=== DATA FOR PROCESSING ===
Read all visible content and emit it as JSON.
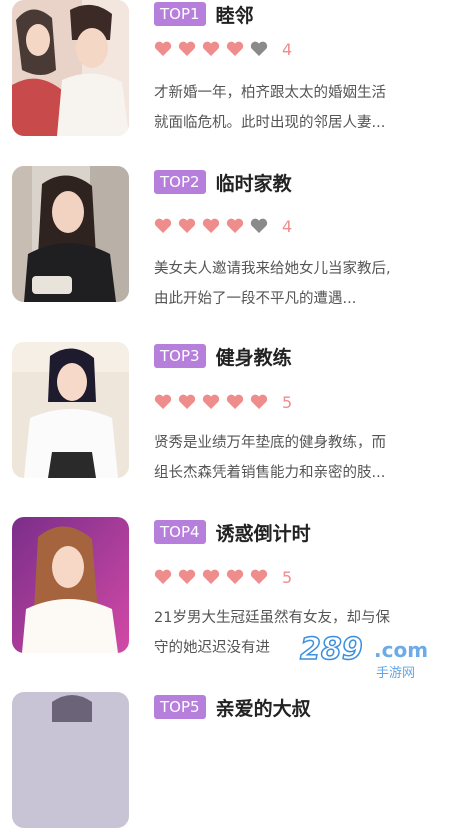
{
  "items": [
    {
      "rank": "TOP1",
      "title": "睦邻",
      "score": "4",
      "hearts_filled": 4,
      "hearts_total": 5,
      "desc_line1": "才新婚一年，柏齐跟太太的婚姻生活",
      "desc_line2": "就面临危机。此时出现的邻居人妻..."
    },
    {
      "rank": "TOP2",
      "title": "临时家教",
      "score": "4",
      "hearts_filled": 4,
      "hearts_total": 5,
      "desc_line1": "美女夫人邀请我来给她女儿当家教后,",
      "desc_line2": "由此开始了一段不平凡的遭遇..."
    },
    {
      "rank": "TOP3",
      "title": "健身教练",
      "score": "5",
      "hearts_filled": 5,
      "hearts_total": 5,
      "desc_line1": "贤秀是业绩万年垫底的健身教练，而",
      "desc_line2": "组长杰森凭着销售能力和亲密的肢..."
    },
    {
      "rank": "TOP4",
      "title": "诱惑倒计时",
      "score": "5",
      "hearts_filled": 5,
      "hearts_total": 5,
      "desc_line1": "21岁男大生冠廷虽然有女友，却与保",
      "desc_line2": "守的她迟迟没有进"
    },
    {
      "rank": "TOP5",
      "title": "亲爱的大叔",
      "score": "",
      "hearts_filled": 0,
      "hearts_total": 0,
      "desc_line1": "",
      "desc_line2": ""
    }
  ],
  "watermark": {
    "num": "289",
    "domain": ".com",
    "sub": "手游网"
  },
  "colors": {
    "badge": "#b77fdc",
    "heart_on": "#ef8d8d",
    "heart_off": "#8a8a8a",
    "score": "#ef8d8d"
  }
}
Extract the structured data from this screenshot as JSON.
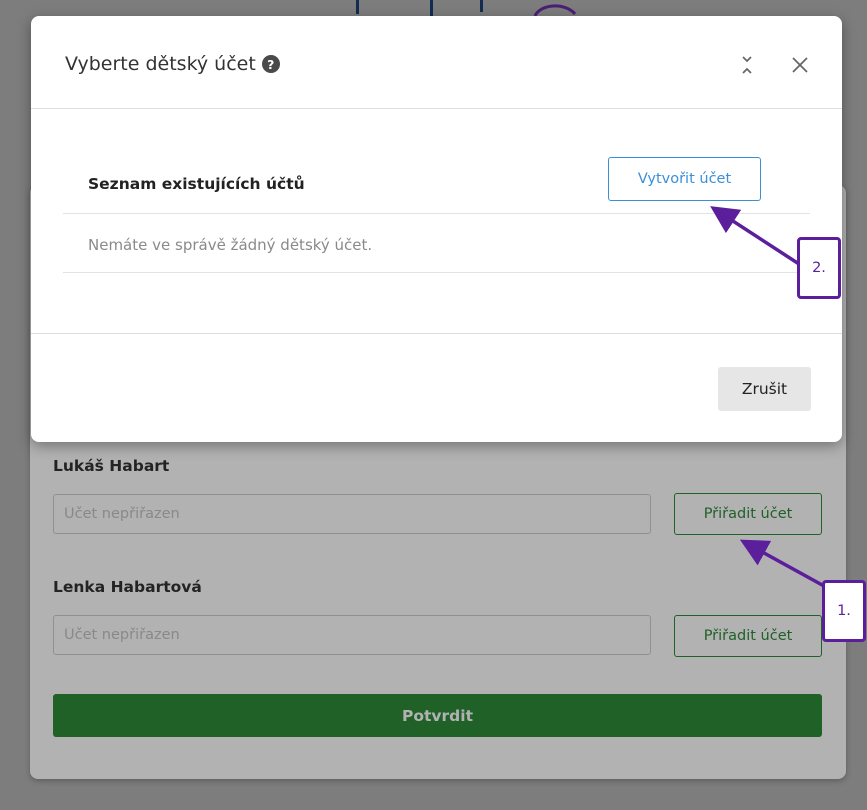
{
  "background": {
    "people": [
      {
        "name": "Lukáš Habart",
        "placeholder": "Účet nepřiřazen",
        "button": "Přiřadit účet"
      },
      {
        "name": "Lenka Habartová",
        "placeholder": "Účet nepřiřazen",
        "button": "Přiřadit účet"
      }
    ],
    "confirm_label": "Potvrdit"
  },
  "modal": {
    "title": "Vyberte dětský účet",
    "help_icon": "?",
    "list_title": "Seznam existujících účtů",
    "create_label": "Vytvořit účet",
    "empty_text": "Nemáte ve správě žádný dětský účet.",
    "cancel_label": "Zrušit"
  },
  "annotations": [
    {
      "label": "1."
    },
    {
      "label": "2."
    }
  ],
  "colors": {
    "green": "#2e8b3a",
    "blue": "#3a8fd9",
    "annotation": "#5b1f9c"
  },
  "icons": [
    "help-icon",
    "collapse-icon",
    "close-icon"
  ]
}
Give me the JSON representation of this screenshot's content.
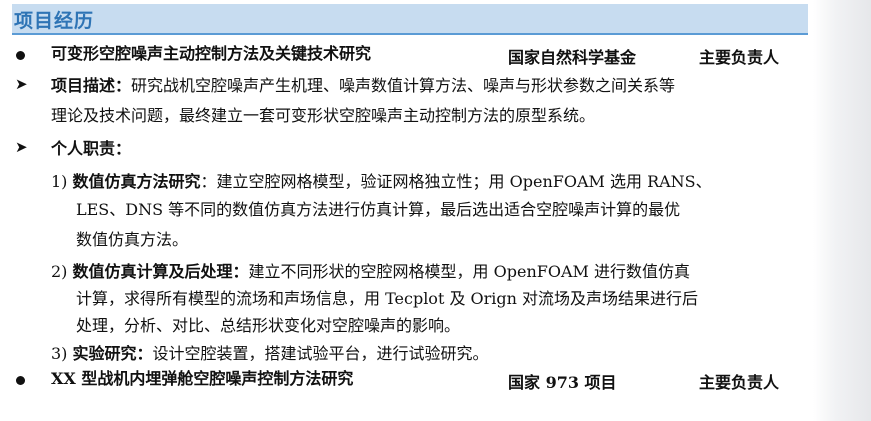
{
  "section": {
    "title": "项目经历"
  },
  "projects": [
    {
      "title": "可变形空腔噪声主动控制方法及关键技术研究",
      "funding": "国家自然科学基金",
      "role": "主要负责人"
    },
    {
      "title": "XX 型战机内埋弹舱空腔噪声控制方法研究",
      "funding": "国家 973 项目",
      "role": "主要负责人"
    }
  ],
  "description": {
    "label": "项目描述：",
    "line1": "研究战机空腔噪声产生机理、噪声数值计算方法、噪声与形状参数之间关系等",
    "line2": "理论及技术问题，最终建立一套可变形状空腔噪声主动控制方法的原型系统。"
  },
  "duties": {
    "label": "个人职责：",
    "items": [
      {
        "num": "1)",
        "heading": "数值仿真方法研究",
        "line1": "：建立空腔网格模型，验证网格独立性；用 OpenFOAM 选用 RANS、",
        "line2": "LES、DNS 等不同的数值仿真方法进行仿真计算，最后选出适合空腔噪声计算的最优",
        "line3": "数值仿真方法。"
      },
      {
        "num": "2)",
        "heading": "数值仿真计算及后处理：",
        "line1": "建立不同形状的空腔网格模型，用 OpenFOAM 进行数值仿真",
        "line2": "计算，求得所有模型的流场和声场信息，用 Tecplot 及 Orign 对流场及声场结果进行后",
        "line3": "处理，分析、对比、总结形状变化对空腔噪声的影响。"
      },
      {
        "num": "3)",
        "heading": "实验研究：",
        "line1": "设计空腔装置，搭建试验平台，进行试验研究。"
      }
    ]
  }
}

=== AIM OF THE EXERCISE ===
Write the records above out again exactly, with no pictures in your copy.

=== EXPECTED ANSWER ===
Read all visible content and emit it as JSON.
{
  "items": [
    {
      "rank": "TOP1",
      "title": "睦邻",
      "score": "4",
      "hearts_filled": 4,
      "hearts_total": 5,
      "desc_line1": "才新婚一年，柏齐跟太太的婚姻生活",
      "desc_line2": "就面临危机。此时出现的邻居人妻..."
    },
    {
      "rank": "TOP2",
      "title": "临时家教",
      "score": "4",
      "hearts_filled": 4,
      "hearts_total": 5,
      "desc_line1": "美女夫人邀请我来给她女儿当家教后,",
      "desc_line2": "由此开始了一段不平凡的遭遇..."
    },
    {
      "rank": "TOP3",
      "title": "健身教练",
      "score": "5",
      "hearts_filled": 5,
      "hearts_total": 5,
      "desc_line1": "贤秀是业绩万年垫底的健身教练，而",
      "desc_line2": "组长杰森凭着销售能力和亲密的肢..."
    },
    {
      "rank": "TOP4",
      "title": "诱惑倒计时",
      "score": "5",
      "hearts_filled": 5,
      "hearts_total": 5,
      "desc_line1": "21岁男大生冠廷虽然有女友，却与保",
      "desc_line2": "守的她迟迟没有进"
    },
    {
      "rank": "TOP5",
      "title": "亲爱的大叔",
      "score": "",
      "hearts_filled": 0,
      "hearts_total": 0,
      "desc_line1": "",
      "desc_line2": ""
    }
  ],
  "watermark": {
    "num": "289",
    "domain": ".com",
    "sub": "手游网"
  },
  "colors": {
    "badge": "#b77fdc",
    "heart_on": "#ef8d8d",
    "heart_off": "#8a8a8a",
    "score": "#ef8d8d"
  }
}
Extract the structured data from this screenshot as JSON.
{
  "background": {
    "people": [
      {
        "name": "Lukáš Habart",
        "placeholder": "Účet nepřiřazen",
        "button": "Přiřadit účet"
      },
      {
        "name": "Lenka Habartová",
        "placeholder": "Účet nepřiřazen",
        "button": "Přiřadit účet"
      }
    ],
    "confirm_label": "Potvrdit"
  },
  "modal": {
    "title": "Vyberte dětský účet",
    "help_icon": "?",
    "list_title": "Seznam existujících účtů",
    "create_label": "Vytvořit účet",
    "empty_text": "Nemáte ve správě žádný dětský účet.",
    "cancel_label": "Zrušit"
  },
  "annotations": [
    {
      "label": "1."
    },
    {
      "label": "2."
    }
  ],
  "colors": {
    "green": "#2e8b3a",
    "blue": "#3a8fd9",
    "annotation": "#5b1f9c"
  },
  "icons": [
    "help-icon",
    "collapse-icon",
    "close-icon"
  ]
}
Give me the JSON representation of this screenshot's content.
{
  "section": {
    "title": "项目经历"
  },
  "projects": [
    {
      "title": "可变形空腔噪声主动控制方法及关键技术研究",
      "funding": "国家自然科学基金",
      "role": "主要负责人"
    },
    {
      "title": "XX 型战机内埋弹舱空腔噪声控制方法研究",
      "funding": "国家 973 项目",
      "role": "主要负责人"
    }
  ],
  "description": {
    "label": "项目描述：",
    "line1": "研究战机空腔噪声产生机理、噪声数值计算方法、噪声与形状参数之间关系等",
    "line2": "理论及技术问题，最终建立一套可变形状空腔噪声主动控制方法的原型系统。"
  },
  "duties": {
    "label": "个人职责：",
    "items": [
      {
        "num": "1)",
        "heading": "数值仿真方法研究",
        "line1": "：建立空腔网格模型，验证网格独立性；用 OpenFOAM 选用 RANS、",
        "line2": "LES、DNS 等不同的数值仿真方法进行仿真计算，最后选出适合空腔噪声计算的最优",
        "line3": "数值仿真方法。"
      },
      {
        "num": "2)",
        "heading": "数值仿真计算及后处理：",
        "line1": "建立不同形状的空腔网格模型，用 OpenFOAM 进行数值仿真",
        "line2": "计算，求得所有模型的流场和声场信息，用 Tecplot 及 Orign 对流场及声场结果进行后",
        "line3": "处理，分析、对比、总结形状变化对空腔噪声的影响。"
      },
      {
        "num": "3)",
        "heading": "实验研究：",
        "line1": "设计空腔装置，搭建试验平台，进行试验研究。"
      }
    ]
  }
}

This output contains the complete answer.